## DATA EXCERPTS:

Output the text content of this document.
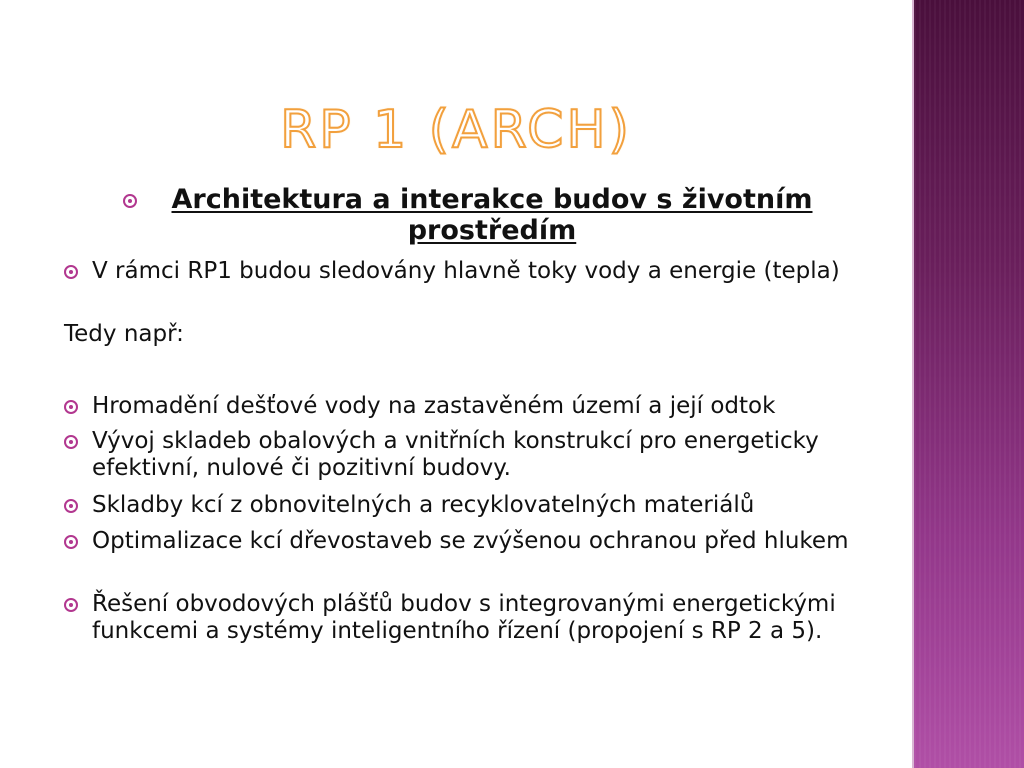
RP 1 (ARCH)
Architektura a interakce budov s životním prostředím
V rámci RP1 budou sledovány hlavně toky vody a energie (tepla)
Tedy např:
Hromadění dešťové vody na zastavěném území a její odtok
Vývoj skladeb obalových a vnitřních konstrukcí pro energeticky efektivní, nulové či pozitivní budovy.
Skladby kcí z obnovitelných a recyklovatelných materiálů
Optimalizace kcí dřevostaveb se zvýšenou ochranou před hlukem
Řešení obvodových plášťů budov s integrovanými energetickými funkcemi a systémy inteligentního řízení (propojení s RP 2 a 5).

## WHAT YOU ARE ASKED TO DO:
Transcribe all of the material exactly, leaving out whatever pictures it contains.

## ANSWER BELOW:
Output the text content of this document.
RP 1 (ARCH)
Architektura a interakce budov s životním prostředím
V rámci RP1 budou sledovány hlavně toky vody a energie (tepla)
Tedy např:
Hromadění dešťové vody na zastavěném území a její odtok
Vývoj skladeb obalových a vnitřních konstrukcí pro energeticky efektivní, nulové či pozitivní budovy.
Skladby kcí z obnovitelných a recyklovatelných materiálů
Optimalizace kcí dřevostaveb se zvýšenou ochranou před hlukem
Řešení obvodových plášťů budov s integrovanými energetickými funkcemi a systémy inteligentního řízení (propojení s RP 2 a 5).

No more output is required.